→ TUGAS 1:
Menurut Yusril dalam teks tentang pernyataan Presiden Prabowo soal koruptor, pasal UUD 1945 mana yang mengatur kewenangan presiden memberikan amnesti dan abolisi?

......

PRIORITAS, 21/12/24 (Jakarta): Yusril Ihza Mahendra, Menteri Koordinator Bidang Hukum, HAM, Imigrasi, dan Permasyarakatan, menjelaskan, secara hukum pernyataan Presiden Prabowo Subianto yang akan memaafkan koruptor apabila mereka mengembalikan hasil korupsinya kepada negara, sesuai undang-undang, seperti diberitakan Beritaprioritas.com Kamis (19/12/24).
Pernyataan Presiden Prabowo, menurut Yusril, berkaitan dengan kewenangan presiden dalam memberikan amnesti dan abolisi yang diatur dalam Pasal 14 UUD 1945, serta sesuai dengan ratifikasi Konvensi PBB Melawan Korupsi (UNCAC).
“Maksud beliau itu baik. Suatu Langkah sistematis yang cepat untuk menyelesaikan persoalan korupsi yang terjadi di tengah masyakarat kita ini, yang sudah kita berantas sekian lama dari tahun 1970-an sampai sekarang, tetapi hasilnya tidak terlalu mengembirakan,” ucap Yusril dalam dialog eksklusif program Beritasatu Sore yang tayang di BTV, Jumat (20/12/24).

......

→ TUGAS 2:
Tulis ulang catatan mulai dari baris pertamanya sampai baris yang memuat "paragraph-line: предусмотренных Законом", dengan mengganti "screenshot" menjadi "image" dan membiarkan bagian lainnya tetap sama.

→ MASUKAN TUGAS:
......

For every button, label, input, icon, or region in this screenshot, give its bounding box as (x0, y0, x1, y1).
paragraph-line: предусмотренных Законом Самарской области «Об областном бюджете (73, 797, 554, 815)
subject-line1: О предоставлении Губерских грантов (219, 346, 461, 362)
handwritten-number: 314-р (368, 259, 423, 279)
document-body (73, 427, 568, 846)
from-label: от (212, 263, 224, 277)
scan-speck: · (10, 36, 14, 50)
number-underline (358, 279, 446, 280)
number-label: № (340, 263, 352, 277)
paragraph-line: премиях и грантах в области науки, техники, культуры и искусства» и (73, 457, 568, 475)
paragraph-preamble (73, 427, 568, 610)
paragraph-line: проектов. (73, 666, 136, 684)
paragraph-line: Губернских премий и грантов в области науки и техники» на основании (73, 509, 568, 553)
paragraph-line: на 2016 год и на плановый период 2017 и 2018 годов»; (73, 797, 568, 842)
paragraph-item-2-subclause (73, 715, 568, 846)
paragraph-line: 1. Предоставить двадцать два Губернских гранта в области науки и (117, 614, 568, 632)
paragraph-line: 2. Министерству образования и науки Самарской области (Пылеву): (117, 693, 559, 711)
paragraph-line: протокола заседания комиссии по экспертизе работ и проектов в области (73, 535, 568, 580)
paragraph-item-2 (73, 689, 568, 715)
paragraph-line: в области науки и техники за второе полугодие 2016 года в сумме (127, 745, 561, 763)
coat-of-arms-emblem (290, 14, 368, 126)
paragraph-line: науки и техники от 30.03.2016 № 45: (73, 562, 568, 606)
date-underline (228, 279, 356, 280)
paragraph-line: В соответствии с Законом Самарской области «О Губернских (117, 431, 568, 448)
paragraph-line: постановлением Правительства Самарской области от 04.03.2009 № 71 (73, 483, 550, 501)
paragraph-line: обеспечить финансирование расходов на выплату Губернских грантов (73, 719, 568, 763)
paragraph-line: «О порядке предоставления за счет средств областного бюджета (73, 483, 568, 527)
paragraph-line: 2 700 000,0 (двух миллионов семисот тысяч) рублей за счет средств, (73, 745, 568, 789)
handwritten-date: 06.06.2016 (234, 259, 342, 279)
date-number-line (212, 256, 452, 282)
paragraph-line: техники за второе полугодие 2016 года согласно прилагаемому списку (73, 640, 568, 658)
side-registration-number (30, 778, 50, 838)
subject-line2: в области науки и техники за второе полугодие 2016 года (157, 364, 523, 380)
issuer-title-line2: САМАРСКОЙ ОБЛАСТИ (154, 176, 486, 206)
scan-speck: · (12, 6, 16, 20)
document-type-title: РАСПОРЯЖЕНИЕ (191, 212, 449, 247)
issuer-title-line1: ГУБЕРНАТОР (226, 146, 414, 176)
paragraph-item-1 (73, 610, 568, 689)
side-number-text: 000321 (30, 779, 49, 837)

......

→ JAWABAN 1:
Pasal 14 UUD 1945.

→ JAWABAN 2:
For every button, label, input, icon, or region in this image, give its bounding box as (x0, y0, x1, y1).
paragraph-line: предусмотренных Законом Самарской области «Об областном бюджете (73, 797, 554, 815)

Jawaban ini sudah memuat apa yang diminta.